» **Material provided**:
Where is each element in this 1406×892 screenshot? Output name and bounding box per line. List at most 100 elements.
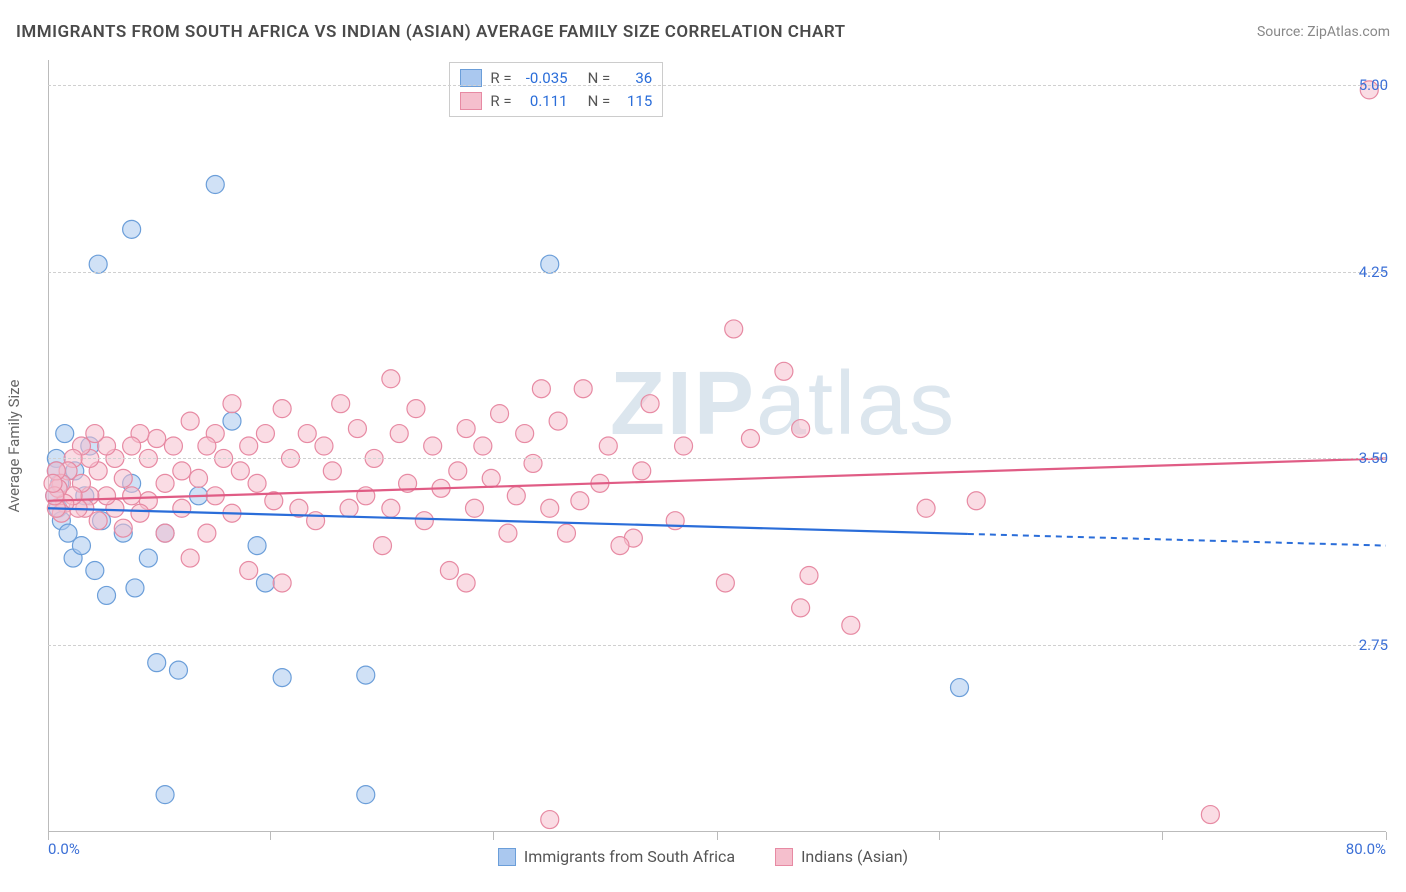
data-point-sa <box>123 220 141 238</box>
data-point-indian <box>499 524 517 542</box>
data-point-sa <box>56 425 74 443</box>
x-tick <box>1162 832 1163 840</box>
data-point-sa <box>248 537 266 555</box>
stats-r-label: R = <box>490 90 511 113</box>
stats-r-value-indian: 0.111 <box>520 90 568 113</box>
data-point-indian <box>725 320 743 338</box>
x-tick <box>1386 832 1387 840</box>
data-point-indian <box>181 412 199 430</box>
data-point-indian <box>382 499 400 517</box>
data-point-indian <box>557 524 575 542</box>
data-point-indian <box>792 599 810 617</box>
x-tick <box>939 832 940 840</box>
data-point-indian <box>440 562 458 580</box>
data-point-indian <box>332 395 350 413</box>
y-tick-label: 2.75 <box>1359 636 1388 654</box>
legend-item-sa: Immigrants from South Africa <box>498 847 735 866</box>
data-point-indian <box>716 574 734 592</box>
data-point-sa <box>541 255 559 273</box>
data-point-indian <box>156 474 174 492</box>
data-point-indian <box>424 437 442 455</box>
y-tick-label: 5.00 <box>1359 76 1388 94</box>
data-point-sa <box>273 669 291 687</box>
gridline <box>48 458 1386 459</box>
x-tick <box>493 832 494 840</box>
chart-area: ZIPatlas R =-0.035N =36R =0.111N =115 2.… <box>48 60 1386 832</box>
data-point-sa <box>357 786 375 804</box>
data-point-indian <box>240 562 258 580</box>
data-point-indian <box>415 512 433 530</box>
data-point-indian <box>611 537 629 555</box>
data-point-sa <box>156 786 174 804</box>
data-point-indian <box>223 395 241 413</box>
data-point-indian <box>532 380 550 398</box>
data-point-sa <box>89 255 107 273</box>
gridline <box>48 85 1386 86</box>
chart-title: IMMIGRANTS FROM SOUTH AFRICA VS INDIAN (… <box>16 22 846 42</box>
source-name: ZipAtlas.com <box>1307 24 1390 40</box>
stats-n-value-indian: 115 <box>618 90 652 113</box>
data-point-indian <box>407 400 425 418</box>
data-point-indian <box>516 425 534 443</box>
data-point-indian <box>231 462 249 480</box>
stats-row-sa: R =-0.035N =36 <box>460 67 652 90</box>
stats-n-label: N = <box>588 67 611 90</box>
source-prefix: Source: <box>1257 24 1307 40</box>
stats-n-label: N = <box>588 90 611 113</box>
data-point-indian <box>123 487 141 505</box>
data-point-indian <box>541 499 559 517</box>
data-point-indian <box>323 462 341 480</box>
data-point-indian <box>1201 806 1219 824</box>
data-point-indian <box>741 430 759 448</box>
data-point-indian <box>114 519 132 537</box>
legend-swatch-sa <box>498 848 516 866</box>
x-tick <box>717 832 718 840</box>
data-point-indian <box>390 425 408 443</box>
data-point-indian <box>800 566 818 584</box>
data-point-indian <box>482 469 500 487</box>
data-point-sa <box>126 579 144 597</box>
legend-label-indian: Indians (Asian) <box>801 847 908 866</box>
data-point-indian <box>792 420 810 438</box>
scatter-plot <box>48 60 1386 832</box>
data-point-indian <box>457 420 475 438</box>
x-tick <box>48 832 49 840</box>
legend-swatch-indian <box>775 848 793 866</box>
data-point-indian <box>474 437 492 455</box>
data-point-indian <box>298 425 316 443</box>
data-point-indian <box>842 616 860 634</box>
data-point-indian <box>248 474 266 492</box>
data-point-indian <box>457 574 475 592</box>
data-point-indian <box>633 462 651 480</box>
trend-line-sa-dashed <box>968 534 1386 546</box>
data-point-indian <box>374 537 392 555</box>
data-point-indian <box>967 492 985 510</box>
data-point-indian <box>190 469 208 487</box>
data-point-indian <box>198 437 216 455</box>
data-point-indian <box>340 499 358 517</box>
data-point-sa <box>357 666 375 684</box>
data-point-indian <box>173 462 191 480</box>
y-axis-label: Average Family Size <box>5 380 23 513</box>
data-point-indian <box>181 549 199 567</box>
series-legend: Immigrants from South Africa Indians (As… <box>0 847 1406 866</box>
data-point-indian <box>917 499 935 517</box>
y-tick-label: 3.50 <box>1359 449 1388 467</box>
data-point-indian <box>240 437 258 455</box>
data-point-indian <box>123 437 141 455</box>
data-point-sa <box>98 586 116 604</box>
data-point-indian <box>382 370 400 388</box>
data-point-sa <box>86 562 104 580</box>
data-point-indian <box>198 524 216 542</box>
data-point-indian <box>256 425 274 443</box>
gridline <box>48 272 1386 273</box>
legend-item-indian: Indians (Asian) <box>775 847 908 866</box>
correlation-stats-box: R =-0.035N =36R = 0.111 N = 115 <box>449 62 663 117</box>
data-point-sa <box>256 574 274 592</box>
data-point-indian <box>131 504 149 522</box>
data-point-indian <box>549 412 567 430</box>
stats-swatch-indian <box>460 92 482 110</box>
data-point-indian <box>449 462 467 480</box>
data-point-sa <box>72 537 90 555</box>
data-point-sa <box>169 661 187 679</box>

» **Task to carry out**: Swap every "x-tick" in the material above for "x-axis-tick", keep everything else the same, and leave out the pictures.

» **Expected answer**:
Where is each element in this 1406×892 screenshot? Output name and bounding box per line. List at most 100 elements.
data-point-sa <box>123 220 141 238</box>
data-point-indian <box>499 524 517 542</box>
data-point-sa <box>56 425 74 443</box>
x-axis-tick <box>1162 832 1163 840</box>
data-point-sa <box>248 537 266 555</box>
stats-r-label: R = <box>490 90 511 113</box>
stats-r-value-indian: 0.111 <box>520 90 568 113</box>
data-point-indian <box>725 320 743 338</box>
x-axis-tick <box>1386 832 1387 840</box>
data-point-indian <box>181 412 199 430</box>
data-point-indian <box>382 499 400 517</box>
data-point-indian <box>557 524 575 542</box>
data-point-indian <box>792 599 810 617</box>
x-axis-tick <box>939 832 940 840</box>
data-point-indian <box>440 562 458 580</box>
data-point-indian <box>332 395 350 413</box>
y-tick-label: 2.75 <box>1359 636 1388 654</box>
legend-item-sa: Immigrants from South Africa <box>498 847 735 866</box>
data-point-indian <box>716 574 734 592</box>
data-point-sa <box>541 255 559 273</box>
data-point-indian <box>156 474 174 492</box>
data-point-indian <box>424 437 442 455</box>
y-tick-label: 5.00 <box>1359 76 1388 94</box>
data-point-sa <box>273 669 291 687</box>
gridline <box>48 458 1386 459</box>
x-axis-tick <box>493 832 494 840</box>
chart-area: ZIPatlas R =-0.035N =36R =0.111N =115 2.… <box>48 60 1386 832</box>
data-point-sa <box>357 786 375 804</box>
data-point-indian <box>240 562 258 580</box>
data-point-indian <box>415 512 433 530</box>
data-point-indian <box>611 537 629 555</box>
data-point-sa <box>156 786 174 804</box>
data-point-indian <box>223 395 241 413</box>
data-point-indian <box>532 380 550 398</box>
data-point-sa <box>89 255 107 273</box>
gridline <box>48 85 1386 86</box>
chart-title: IMMIGRANTS FROM SOUTH AFRICA VS INDIAN (… <box>16 22 846 42</box>
source-name: ZipAtlas.com <box>1307 24 1390 40</box>
stats-n-value-indian: 115 <box>618 90 652 113</box>
data-point-indian <box>407 400 425 418</box>
data-point-indian <box>516 425 534 443</box>
data-point-indian <box>231 462 249 480</box>
stats-row-sa: R =-0.035N =36 <box>460 67 652 90</box>
stats-n-label: N = <box>588 67 611 90</box>
source-prefix: Source: <box>1257 24 1307 40</box>
stats-n-label: N = <box>588 90 611 113</box>
data-point-indian <box>123 487 141 505</box>
data-point-indian <box>541 499 559 517</box>
data-point-indian <box>323 462 341 480</box>
data-point-indian <box>1201 806 1219 824</box>
data-point-indian <box>741 430 759 448</box>
data-point-indian <box>114 519 132 537</box>
legend-swatch-sa <box>498 848 516 866</box>
x-axis-tick <box>717 832 718 840</box>
data-point-indian <box>390 425 408 443</box>
data-point-indian <box>800 566 818 584</box>
data-point-indian <box>482 469 500 487</box>
data-point-sa <box>126 579 144 597</box>
legend-label-indian: Indians (Asian) <box>801 847 908 866</box>
data-point-indian <box>792 420 810 438</box>
scatter-plot <box>48 60 1386 832</box>
data-point-indian <box>457 420 475 438</box>
x-axis-tick <box>48 832 49 840</box>
legend-swatch-indian <box>775 848 793 866</box>
data-point-indian <box>474 437 492 455</box>
data-point-indian <box>298 425 316 443</box>
data-point-indian <box>842 616 860 634</box>
data-point-indian <box>248 474 266 492</box>
data-point-indian <box>457 574 475 592</box>
data-point-indian <box>633 462 651 480</box>
trend-line-sa-dashed <box>968 534 1386 546</box>
data-point-indian <box>374 537 392 555</box>
data-point-indian <box>967 492 985 510</box>
data-point-indian <box>190 469 208 487</box>
data-point-indian <box>198 437 216 455</box>
data-point-indian <box>340 499 358 517</box>
data-point-sa <box>357 666 375 684</box>
data-point-indian <box>173 462 191 480</box>
y-axis-label: Average Family Size <box>5 380 23 513</box>
data-point-indian <box>181 549 199 567</box>
series-legend: Immigrants from South Africa Indians (As… <box>0 847 1406 866</box>
data-point-indian <box>917 499 935 517</box>
y-tick-label: 3.50 <box>1359 449 1388 467</box>
data-point-indian <box>240 437 258 455</box>
data-point-indian <box>123 437 141 455</box>
data-point-sa <box>98 586 116 604</box>
data-point-indian <box>382 370 400 388</box>
data-point-sa <box>86 562 104 580</box>
data-point-indian <box>198 524 216 542</box>
data-point-indian <box>256 425 274 443</box>
gridline <box>48 272 1386 273</box>
legend-item-indian: Indians (Asian) <box>775 847 908 866</box>
correlation-stats-box: R =-0.035N =36R = 0.111 N = 115 <box>449 62 663 117</box>
data-point-sa <box>256 574 274 592</box>
data-point-indian <box>131 504 149 522</box>
data-point-indian <box>549 412 567 430</box>
stats-swatch-indian <box>460 92 482 110</box>
data-point-indian <box>449 462 467 480</box>
data-point-sa <box>72 537 90 555</box>
data-point-sa <box>169 661 187 679</box>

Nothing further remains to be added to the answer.